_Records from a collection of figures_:

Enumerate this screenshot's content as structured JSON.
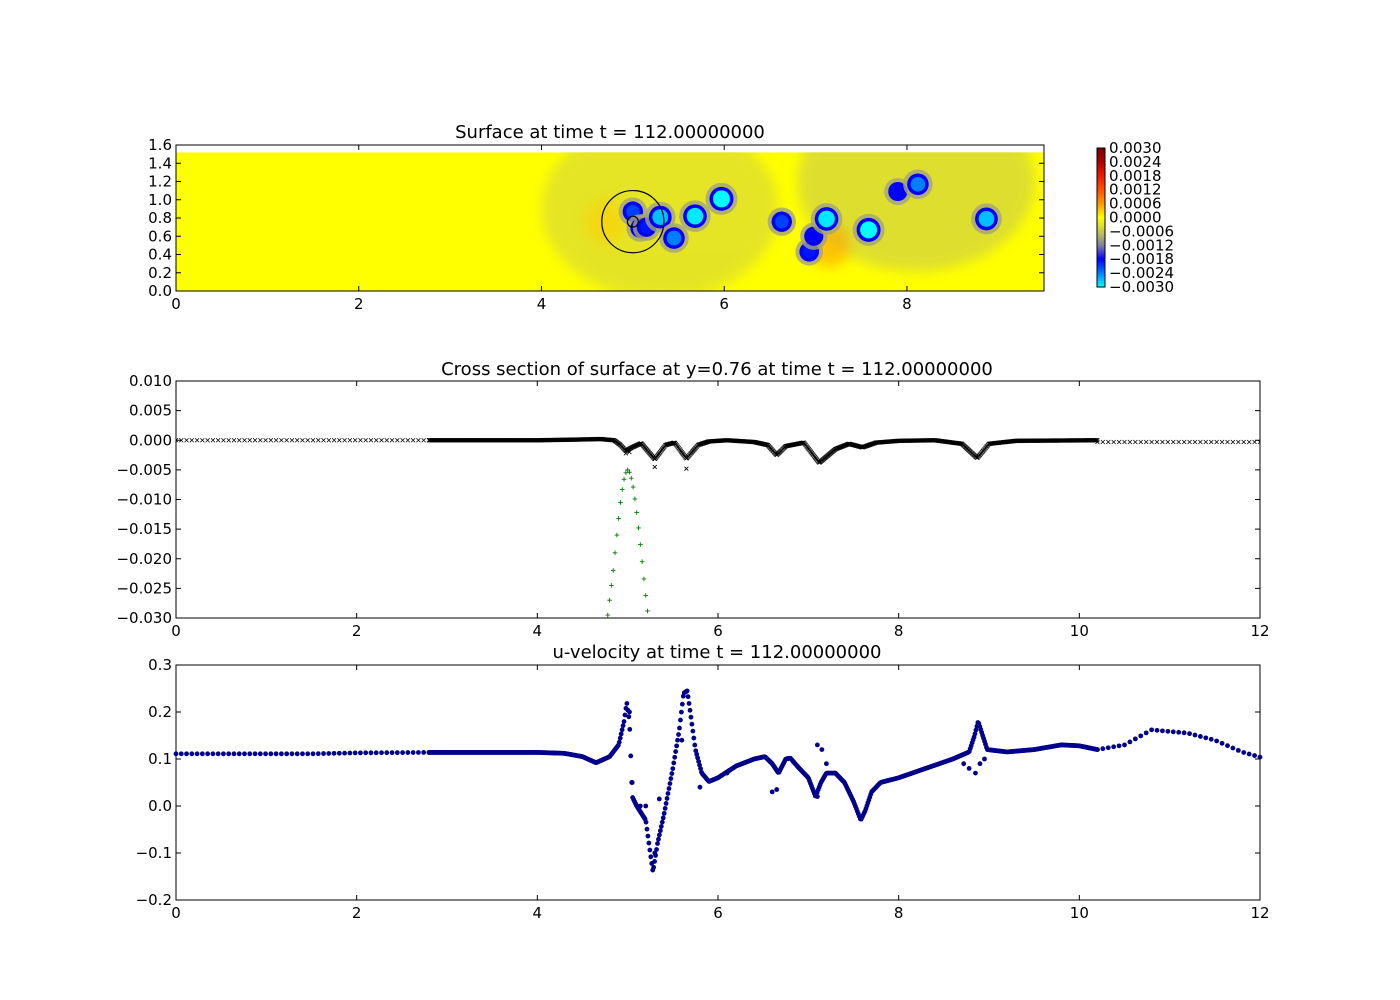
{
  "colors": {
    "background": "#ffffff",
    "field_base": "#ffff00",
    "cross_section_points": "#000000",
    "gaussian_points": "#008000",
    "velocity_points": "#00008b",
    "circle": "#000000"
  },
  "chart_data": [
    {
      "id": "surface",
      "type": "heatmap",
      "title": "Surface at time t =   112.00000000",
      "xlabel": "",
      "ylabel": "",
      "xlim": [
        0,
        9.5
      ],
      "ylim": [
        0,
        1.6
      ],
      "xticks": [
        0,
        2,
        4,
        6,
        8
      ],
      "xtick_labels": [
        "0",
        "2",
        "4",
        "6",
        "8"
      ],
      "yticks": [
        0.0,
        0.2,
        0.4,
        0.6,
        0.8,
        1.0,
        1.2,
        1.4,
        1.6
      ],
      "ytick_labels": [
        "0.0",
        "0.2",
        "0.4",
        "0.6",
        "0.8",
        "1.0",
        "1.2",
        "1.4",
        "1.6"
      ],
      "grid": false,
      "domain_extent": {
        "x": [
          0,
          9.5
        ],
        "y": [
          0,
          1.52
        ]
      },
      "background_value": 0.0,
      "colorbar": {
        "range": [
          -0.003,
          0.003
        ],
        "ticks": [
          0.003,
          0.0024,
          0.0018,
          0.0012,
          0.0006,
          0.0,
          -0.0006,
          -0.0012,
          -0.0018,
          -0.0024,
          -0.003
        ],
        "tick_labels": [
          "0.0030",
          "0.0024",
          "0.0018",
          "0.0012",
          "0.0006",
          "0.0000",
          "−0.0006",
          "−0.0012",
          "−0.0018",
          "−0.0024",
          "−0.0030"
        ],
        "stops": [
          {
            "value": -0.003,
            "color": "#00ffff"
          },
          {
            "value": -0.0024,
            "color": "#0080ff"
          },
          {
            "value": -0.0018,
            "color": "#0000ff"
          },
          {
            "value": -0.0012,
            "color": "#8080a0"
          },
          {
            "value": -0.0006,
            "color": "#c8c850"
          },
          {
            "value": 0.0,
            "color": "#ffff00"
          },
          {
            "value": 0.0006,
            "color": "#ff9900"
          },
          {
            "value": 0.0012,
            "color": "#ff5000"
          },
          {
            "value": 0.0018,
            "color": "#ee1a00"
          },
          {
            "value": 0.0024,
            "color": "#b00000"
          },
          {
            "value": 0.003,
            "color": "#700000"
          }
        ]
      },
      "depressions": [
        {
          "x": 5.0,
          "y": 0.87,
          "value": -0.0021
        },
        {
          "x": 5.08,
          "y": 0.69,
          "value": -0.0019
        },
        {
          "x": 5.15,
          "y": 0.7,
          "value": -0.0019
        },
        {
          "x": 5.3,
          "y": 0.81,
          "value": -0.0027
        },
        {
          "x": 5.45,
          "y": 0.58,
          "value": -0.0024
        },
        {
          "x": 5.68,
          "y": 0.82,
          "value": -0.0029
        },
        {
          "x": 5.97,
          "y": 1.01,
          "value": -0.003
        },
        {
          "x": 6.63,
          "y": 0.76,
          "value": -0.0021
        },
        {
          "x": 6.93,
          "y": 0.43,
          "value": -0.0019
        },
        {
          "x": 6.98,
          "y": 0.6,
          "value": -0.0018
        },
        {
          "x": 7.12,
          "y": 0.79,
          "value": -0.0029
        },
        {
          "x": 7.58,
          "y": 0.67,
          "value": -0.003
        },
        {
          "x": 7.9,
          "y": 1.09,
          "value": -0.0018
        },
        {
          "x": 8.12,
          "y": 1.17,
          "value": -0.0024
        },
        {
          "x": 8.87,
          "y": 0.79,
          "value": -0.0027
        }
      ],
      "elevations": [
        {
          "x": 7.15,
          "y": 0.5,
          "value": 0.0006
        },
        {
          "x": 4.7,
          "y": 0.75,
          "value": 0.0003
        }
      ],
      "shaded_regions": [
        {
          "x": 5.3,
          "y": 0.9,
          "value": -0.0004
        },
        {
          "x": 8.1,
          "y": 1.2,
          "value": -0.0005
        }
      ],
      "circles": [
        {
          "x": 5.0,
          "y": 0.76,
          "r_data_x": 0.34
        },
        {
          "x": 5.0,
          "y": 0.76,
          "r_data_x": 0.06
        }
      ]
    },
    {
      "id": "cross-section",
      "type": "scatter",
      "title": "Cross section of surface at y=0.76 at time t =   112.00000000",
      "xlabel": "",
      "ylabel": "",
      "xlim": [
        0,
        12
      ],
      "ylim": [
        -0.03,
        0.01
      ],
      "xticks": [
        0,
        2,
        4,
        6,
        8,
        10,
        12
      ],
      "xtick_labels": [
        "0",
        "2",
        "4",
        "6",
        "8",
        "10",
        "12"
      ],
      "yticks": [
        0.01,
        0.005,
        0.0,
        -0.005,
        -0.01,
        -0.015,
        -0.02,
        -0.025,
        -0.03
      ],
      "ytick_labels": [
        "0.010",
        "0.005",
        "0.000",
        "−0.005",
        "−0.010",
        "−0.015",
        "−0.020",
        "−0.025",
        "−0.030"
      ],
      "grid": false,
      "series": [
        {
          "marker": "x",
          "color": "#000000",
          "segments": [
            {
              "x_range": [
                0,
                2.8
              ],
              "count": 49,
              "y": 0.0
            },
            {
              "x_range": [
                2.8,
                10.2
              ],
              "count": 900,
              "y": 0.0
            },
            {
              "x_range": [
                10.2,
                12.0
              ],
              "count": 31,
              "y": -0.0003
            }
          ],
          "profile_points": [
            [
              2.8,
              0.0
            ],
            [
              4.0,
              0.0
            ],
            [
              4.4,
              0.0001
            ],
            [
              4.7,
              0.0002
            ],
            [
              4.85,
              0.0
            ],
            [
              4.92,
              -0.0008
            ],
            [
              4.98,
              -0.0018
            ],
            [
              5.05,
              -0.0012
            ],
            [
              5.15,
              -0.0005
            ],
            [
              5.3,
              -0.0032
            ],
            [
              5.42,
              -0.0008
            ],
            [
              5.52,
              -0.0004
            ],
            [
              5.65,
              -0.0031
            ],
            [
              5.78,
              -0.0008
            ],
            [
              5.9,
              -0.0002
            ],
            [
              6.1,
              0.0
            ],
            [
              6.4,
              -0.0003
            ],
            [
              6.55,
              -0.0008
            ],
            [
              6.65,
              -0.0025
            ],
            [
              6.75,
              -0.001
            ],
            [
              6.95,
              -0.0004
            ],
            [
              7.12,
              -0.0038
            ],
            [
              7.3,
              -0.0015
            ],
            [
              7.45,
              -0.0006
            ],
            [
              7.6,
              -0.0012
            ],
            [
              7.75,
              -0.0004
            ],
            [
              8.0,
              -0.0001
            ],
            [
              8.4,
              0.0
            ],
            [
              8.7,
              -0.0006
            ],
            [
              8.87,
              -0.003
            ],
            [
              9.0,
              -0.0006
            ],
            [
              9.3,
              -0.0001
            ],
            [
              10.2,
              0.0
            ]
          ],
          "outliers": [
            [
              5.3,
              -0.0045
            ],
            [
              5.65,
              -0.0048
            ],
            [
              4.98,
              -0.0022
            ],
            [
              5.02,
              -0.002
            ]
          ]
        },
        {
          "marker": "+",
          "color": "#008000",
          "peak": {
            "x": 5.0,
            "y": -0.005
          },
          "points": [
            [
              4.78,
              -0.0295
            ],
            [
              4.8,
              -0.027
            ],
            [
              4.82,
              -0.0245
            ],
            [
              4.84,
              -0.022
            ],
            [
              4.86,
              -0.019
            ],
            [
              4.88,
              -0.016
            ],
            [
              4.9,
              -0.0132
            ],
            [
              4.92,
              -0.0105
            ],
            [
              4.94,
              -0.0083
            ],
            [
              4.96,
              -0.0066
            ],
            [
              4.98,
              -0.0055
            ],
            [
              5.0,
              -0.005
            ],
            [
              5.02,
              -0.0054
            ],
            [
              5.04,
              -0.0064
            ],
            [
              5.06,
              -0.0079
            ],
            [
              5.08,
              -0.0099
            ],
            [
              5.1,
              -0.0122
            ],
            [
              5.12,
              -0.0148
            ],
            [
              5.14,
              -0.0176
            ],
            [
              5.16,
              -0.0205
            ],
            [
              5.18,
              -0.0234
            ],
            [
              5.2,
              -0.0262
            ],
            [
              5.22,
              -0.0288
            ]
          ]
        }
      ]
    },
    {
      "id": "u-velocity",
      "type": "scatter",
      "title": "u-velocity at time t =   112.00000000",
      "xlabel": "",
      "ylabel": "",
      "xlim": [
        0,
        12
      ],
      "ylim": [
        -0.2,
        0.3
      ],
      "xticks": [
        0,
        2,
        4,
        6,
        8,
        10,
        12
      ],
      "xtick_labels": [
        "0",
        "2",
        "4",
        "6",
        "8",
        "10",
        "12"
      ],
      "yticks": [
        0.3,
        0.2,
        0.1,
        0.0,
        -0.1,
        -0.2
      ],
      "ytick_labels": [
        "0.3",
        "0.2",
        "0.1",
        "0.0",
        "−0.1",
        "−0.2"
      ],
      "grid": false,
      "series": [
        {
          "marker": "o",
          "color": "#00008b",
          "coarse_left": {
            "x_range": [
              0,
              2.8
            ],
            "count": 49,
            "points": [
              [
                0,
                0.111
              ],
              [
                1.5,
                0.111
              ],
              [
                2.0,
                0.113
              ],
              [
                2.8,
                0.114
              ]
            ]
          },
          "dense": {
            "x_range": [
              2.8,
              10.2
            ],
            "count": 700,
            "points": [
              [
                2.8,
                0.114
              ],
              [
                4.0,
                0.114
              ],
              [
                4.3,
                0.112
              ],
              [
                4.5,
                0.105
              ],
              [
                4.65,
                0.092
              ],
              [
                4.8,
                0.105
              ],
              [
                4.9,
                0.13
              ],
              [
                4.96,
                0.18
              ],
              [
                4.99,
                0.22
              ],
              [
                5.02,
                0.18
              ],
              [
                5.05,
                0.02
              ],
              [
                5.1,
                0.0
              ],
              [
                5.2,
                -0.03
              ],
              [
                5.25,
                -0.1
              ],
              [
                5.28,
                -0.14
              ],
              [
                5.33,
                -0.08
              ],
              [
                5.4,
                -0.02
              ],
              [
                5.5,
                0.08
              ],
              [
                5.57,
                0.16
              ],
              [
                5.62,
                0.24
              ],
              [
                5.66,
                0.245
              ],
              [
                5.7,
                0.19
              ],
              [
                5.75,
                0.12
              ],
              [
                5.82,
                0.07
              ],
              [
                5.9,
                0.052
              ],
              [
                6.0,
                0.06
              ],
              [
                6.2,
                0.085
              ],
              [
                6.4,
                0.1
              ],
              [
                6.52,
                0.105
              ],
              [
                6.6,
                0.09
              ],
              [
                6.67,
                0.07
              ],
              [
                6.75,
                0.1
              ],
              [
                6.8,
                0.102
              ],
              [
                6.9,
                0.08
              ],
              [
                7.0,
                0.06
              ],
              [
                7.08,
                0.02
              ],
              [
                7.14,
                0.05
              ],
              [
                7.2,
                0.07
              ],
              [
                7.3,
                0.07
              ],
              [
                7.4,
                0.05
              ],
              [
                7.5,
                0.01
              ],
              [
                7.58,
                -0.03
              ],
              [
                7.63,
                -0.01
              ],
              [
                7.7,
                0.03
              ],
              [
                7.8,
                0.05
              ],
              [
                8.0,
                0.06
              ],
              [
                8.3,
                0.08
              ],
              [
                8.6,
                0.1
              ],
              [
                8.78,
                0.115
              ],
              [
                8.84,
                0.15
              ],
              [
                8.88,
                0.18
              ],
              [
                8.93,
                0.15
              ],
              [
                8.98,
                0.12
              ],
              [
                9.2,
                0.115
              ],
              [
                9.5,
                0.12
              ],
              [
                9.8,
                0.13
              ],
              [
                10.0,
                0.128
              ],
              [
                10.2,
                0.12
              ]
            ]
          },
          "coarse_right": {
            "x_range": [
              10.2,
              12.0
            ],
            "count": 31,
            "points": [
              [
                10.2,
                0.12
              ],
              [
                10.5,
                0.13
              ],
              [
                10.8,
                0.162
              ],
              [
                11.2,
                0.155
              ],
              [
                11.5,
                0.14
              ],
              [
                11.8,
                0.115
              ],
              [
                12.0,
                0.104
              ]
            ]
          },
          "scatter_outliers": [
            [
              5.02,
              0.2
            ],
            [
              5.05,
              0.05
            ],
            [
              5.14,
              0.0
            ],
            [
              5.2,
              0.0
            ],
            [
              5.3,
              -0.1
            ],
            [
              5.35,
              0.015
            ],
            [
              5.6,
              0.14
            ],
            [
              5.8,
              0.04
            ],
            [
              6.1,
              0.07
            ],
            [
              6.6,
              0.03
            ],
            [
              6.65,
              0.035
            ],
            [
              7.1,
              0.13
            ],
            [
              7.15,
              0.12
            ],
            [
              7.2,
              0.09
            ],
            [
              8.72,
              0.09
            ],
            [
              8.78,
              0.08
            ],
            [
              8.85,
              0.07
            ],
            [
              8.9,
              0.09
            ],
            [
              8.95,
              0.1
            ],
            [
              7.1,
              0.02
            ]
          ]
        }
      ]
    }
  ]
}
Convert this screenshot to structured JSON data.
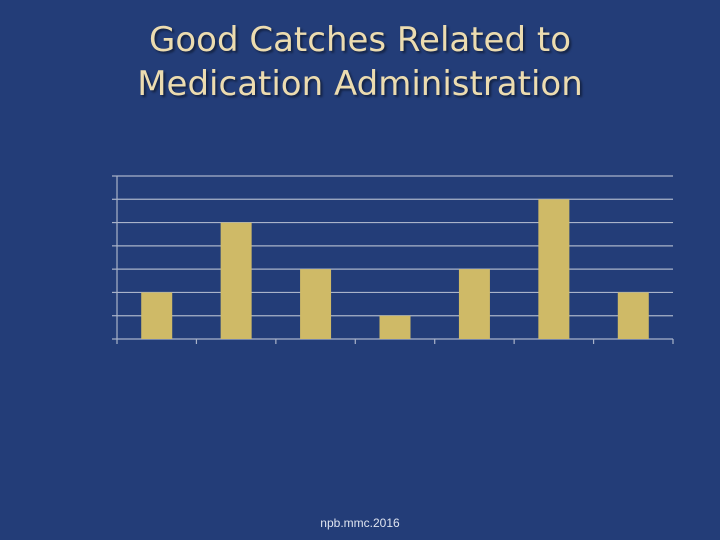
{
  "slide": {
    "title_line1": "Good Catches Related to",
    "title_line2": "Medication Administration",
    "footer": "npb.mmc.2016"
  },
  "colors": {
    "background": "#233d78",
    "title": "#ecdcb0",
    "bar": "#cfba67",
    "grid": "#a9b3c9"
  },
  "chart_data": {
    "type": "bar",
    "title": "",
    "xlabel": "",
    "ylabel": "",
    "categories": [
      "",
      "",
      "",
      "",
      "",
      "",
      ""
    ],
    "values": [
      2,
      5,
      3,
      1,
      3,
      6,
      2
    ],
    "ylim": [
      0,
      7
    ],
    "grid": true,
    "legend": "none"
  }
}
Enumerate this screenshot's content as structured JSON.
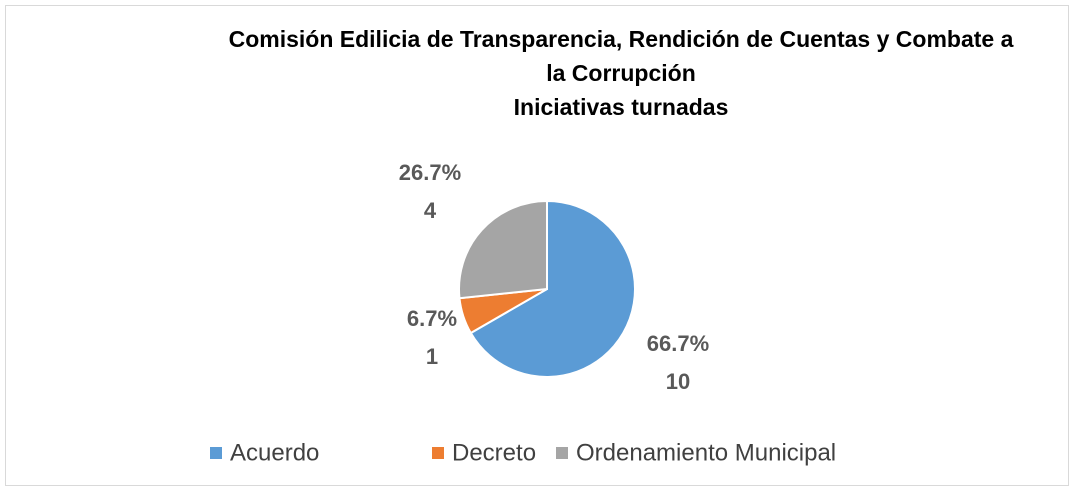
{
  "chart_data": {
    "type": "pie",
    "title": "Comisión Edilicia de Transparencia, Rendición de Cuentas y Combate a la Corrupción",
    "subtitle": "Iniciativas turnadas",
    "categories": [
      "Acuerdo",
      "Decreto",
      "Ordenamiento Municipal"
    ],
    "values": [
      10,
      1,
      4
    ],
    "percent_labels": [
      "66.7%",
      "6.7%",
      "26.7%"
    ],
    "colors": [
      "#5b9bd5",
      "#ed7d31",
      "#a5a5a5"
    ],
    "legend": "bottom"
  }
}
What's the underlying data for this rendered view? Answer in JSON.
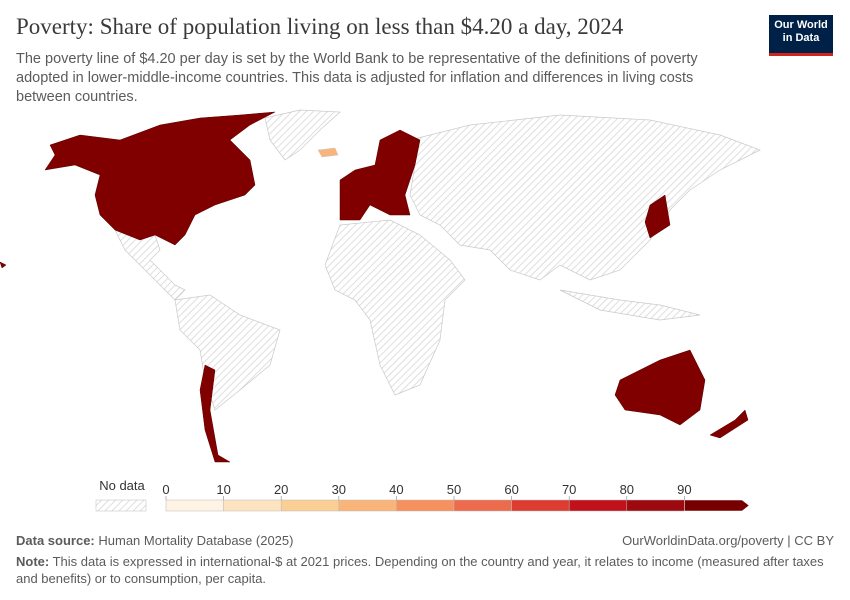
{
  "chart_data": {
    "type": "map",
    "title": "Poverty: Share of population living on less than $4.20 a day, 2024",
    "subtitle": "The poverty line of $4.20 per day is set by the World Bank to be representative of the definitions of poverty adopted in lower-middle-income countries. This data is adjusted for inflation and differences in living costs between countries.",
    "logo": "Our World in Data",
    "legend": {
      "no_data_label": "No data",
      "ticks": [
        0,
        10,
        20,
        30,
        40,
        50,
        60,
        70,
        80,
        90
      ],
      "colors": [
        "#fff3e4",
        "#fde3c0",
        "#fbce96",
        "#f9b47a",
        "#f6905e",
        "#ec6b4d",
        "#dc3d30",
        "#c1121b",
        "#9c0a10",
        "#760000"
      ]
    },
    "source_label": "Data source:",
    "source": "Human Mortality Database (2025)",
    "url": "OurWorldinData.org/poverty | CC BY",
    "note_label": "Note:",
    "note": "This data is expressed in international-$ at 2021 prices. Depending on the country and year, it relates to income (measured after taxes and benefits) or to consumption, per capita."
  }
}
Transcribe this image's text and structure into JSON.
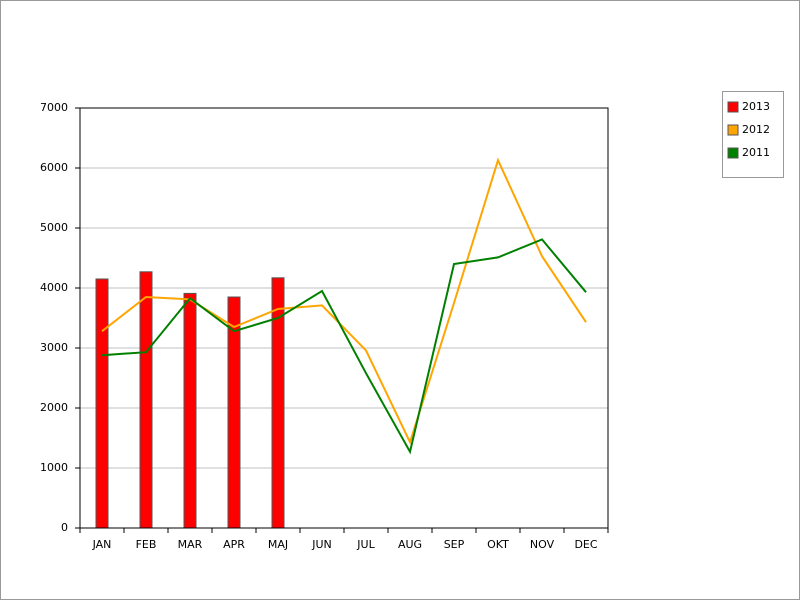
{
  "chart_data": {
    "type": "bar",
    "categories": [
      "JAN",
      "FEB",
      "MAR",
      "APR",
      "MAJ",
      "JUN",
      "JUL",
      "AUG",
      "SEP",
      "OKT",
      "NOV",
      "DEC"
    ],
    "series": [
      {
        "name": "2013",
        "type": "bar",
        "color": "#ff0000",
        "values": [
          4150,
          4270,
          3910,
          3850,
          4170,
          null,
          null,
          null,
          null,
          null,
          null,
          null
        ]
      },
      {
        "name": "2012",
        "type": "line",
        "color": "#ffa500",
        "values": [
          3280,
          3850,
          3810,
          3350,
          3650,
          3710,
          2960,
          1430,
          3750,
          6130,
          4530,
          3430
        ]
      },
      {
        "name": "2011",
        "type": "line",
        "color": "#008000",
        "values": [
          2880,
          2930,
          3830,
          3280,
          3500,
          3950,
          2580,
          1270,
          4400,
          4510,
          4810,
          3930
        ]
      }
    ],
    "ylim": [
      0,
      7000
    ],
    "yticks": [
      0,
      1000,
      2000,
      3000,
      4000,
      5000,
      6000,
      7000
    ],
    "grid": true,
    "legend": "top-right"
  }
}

_Task prompt_: Filter the records for lines holding the string "source". Copy each one.

_Finished answer_:
    "source_label": "Data source:",
    "source": "Human Mortality Database (2025)",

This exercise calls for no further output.